# Available data
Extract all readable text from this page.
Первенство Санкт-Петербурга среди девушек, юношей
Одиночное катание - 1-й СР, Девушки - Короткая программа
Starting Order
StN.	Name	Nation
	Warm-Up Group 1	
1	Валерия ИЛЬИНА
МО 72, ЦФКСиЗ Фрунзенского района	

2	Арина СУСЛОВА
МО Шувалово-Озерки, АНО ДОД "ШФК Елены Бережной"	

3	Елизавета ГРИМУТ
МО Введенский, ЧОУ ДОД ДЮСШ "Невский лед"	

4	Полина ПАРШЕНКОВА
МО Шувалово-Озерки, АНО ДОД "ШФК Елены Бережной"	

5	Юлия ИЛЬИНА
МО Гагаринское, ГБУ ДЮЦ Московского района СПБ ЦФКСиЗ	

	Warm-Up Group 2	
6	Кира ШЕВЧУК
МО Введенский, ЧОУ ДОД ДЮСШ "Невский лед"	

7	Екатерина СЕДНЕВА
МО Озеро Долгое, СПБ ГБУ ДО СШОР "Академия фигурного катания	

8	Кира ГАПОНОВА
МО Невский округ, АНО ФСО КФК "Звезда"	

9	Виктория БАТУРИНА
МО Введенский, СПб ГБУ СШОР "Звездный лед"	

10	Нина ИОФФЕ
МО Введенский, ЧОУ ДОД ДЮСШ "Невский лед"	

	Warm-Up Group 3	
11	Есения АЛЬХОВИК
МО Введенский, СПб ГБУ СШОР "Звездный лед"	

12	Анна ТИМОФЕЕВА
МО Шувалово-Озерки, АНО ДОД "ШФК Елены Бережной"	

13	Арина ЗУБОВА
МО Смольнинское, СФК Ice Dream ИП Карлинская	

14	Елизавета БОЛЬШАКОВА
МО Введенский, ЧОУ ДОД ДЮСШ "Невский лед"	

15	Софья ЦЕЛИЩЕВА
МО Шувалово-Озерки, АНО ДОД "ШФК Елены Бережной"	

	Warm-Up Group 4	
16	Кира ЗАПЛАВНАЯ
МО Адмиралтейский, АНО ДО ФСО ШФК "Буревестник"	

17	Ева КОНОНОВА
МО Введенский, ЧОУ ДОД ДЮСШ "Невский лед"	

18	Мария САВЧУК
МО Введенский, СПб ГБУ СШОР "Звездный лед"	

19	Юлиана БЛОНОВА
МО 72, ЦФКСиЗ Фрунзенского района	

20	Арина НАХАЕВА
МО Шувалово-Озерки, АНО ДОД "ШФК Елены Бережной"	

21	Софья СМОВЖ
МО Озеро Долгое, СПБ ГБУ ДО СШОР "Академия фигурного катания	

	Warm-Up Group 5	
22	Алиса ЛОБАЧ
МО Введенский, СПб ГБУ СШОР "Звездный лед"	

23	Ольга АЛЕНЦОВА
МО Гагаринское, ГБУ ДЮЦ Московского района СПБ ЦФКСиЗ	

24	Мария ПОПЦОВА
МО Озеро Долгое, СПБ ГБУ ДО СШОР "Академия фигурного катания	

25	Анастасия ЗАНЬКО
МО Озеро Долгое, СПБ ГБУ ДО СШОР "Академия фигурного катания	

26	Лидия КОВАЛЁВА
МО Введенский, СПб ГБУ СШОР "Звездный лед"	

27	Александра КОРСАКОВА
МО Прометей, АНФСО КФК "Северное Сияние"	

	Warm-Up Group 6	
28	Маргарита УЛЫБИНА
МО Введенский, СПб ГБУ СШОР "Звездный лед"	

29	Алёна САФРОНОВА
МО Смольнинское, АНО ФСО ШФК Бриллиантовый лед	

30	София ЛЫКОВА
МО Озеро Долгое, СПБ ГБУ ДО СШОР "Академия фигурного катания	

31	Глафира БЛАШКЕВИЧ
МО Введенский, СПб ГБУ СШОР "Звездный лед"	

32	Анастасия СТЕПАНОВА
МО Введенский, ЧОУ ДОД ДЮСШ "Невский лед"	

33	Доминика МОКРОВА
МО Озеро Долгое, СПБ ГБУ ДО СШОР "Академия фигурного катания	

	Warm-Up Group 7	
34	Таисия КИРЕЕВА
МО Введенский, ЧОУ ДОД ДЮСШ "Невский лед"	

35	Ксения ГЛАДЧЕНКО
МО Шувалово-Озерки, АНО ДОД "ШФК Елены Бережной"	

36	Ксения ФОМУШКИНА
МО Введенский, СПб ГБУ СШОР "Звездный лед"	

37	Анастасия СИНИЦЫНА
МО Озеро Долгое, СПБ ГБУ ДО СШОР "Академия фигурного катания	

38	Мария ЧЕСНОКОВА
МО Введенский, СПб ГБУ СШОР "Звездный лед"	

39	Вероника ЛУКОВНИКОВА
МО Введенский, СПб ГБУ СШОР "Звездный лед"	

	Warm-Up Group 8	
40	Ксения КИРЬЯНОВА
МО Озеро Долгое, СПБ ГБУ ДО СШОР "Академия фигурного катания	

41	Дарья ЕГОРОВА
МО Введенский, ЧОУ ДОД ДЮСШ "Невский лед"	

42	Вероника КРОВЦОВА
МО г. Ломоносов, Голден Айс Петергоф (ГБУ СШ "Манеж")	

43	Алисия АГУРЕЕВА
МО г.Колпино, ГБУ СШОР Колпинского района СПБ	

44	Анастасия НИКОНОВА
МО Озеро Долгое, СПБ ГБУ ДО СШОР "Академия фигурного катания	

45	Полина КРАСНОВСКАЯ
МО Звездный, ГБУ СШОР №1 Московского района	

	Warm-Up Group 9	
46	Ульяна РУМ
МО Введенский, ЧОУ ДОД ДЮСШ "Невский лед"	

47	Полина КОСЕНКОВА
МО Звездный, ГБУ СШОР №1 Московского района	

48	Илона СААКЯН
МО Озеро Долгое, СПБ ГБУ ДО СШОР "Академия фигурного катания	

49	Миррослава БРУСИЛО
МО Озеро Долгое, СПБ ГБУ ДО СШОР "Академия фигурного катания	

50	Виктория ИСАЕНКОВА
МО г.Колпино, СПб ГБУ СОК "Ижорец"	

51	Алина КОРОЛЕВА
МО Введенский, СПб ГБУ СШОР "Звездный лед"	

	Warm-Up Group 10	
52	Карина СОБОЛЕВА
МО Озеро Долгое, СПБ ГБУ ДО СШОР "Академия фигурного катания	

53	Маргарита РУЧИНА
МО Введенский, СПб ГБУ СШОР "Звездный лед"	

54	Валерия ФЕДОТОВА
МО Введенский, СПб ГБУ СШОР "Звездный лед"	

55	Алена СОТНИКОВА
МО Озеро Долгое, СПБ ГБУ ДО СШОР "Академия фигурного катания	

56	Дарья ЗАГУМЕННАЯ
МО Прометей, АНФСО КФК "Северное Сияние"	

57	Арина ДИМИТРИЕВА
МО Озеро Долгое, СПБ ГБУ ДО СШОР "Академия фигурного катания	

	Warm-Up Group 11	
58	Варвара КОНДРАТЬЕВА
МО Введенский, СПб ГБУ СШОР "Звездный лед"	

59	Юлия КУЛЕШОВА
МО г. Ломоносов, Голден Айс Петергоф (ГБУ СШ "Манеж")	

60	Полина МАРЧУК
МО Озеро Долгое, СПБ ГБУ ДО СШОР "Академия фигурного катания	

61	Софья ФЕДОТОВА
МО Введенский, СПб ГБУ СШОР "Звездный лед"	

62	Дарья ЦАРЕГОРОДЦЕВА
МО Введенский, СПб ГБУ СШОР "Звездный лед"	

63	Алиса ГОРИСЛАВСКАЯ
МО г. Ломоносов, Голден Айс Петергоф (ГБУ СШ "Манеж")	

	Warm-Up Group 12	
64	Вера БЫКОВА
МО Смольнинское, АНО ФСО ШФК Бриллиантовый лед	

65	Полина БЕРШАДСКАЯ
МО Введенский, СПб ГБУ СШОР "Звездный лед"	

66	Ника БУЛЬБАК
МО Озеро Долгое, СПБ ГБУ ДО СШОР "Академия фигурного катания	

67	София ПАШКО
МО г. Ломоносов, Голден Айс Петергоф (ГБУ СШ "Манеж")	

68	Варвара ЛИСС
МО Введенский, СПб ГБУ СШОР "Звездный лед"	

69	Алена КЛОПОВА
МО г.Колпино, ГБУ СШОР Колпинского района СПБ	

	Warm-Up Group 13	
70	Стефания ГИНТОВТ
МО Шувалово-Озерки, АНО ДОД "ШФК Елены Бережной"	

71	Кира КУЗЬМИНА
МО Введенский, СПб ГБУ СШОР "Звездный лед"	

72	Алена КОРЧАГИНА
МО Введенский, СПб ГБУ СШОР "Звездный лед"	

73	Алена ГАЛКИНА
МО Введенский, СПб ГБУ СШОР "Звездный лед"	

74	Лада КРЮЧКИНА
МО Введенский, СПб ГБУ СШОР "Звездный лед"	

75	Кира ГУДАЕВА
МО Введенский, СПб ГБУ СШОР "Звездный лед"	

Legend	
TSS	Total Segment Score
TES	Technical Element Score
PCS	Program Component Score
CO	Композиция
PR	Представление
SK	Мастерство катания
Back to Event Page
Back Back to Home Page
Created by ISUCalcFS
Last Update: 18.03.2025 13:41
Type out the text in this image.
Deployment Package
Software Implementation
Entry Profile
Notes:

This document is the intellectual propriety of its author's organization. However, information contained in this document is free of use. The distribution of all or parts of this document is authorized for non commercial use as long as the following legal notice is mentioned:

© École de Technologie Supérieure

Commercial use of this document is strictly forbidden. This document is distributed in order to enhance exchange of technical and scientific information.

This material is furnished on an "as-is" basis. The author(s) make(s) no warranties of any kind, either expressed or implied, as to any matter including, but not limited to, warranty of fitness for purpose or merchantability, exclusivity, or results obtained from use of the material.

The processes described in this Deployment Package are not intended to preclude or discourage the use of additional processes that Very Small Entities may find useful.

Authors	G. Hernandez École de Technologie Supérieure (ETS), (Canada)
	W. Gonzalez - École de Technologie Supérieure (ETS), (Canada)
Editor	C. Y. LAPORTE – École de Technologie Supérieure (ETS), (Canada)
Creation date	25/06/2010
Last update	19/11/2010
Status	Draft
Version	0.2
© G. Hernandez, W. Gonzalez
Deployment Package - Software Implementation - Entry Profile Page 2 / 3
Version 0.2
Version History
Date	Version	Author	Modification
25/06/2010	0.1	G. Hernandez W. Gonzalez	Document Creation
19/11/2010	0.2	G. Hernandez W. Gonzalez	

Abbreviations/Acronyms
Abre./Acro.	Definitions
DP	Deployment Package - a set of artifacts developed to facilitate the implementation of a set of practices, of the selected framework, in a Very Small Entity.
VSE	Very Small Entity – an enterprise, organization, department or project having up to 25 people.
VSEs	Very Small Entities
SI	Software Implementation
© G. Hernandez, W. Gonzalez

# Task goal
Give the number of lines in the data that contain "Елизавета", with no other words.

# Finished exercise
2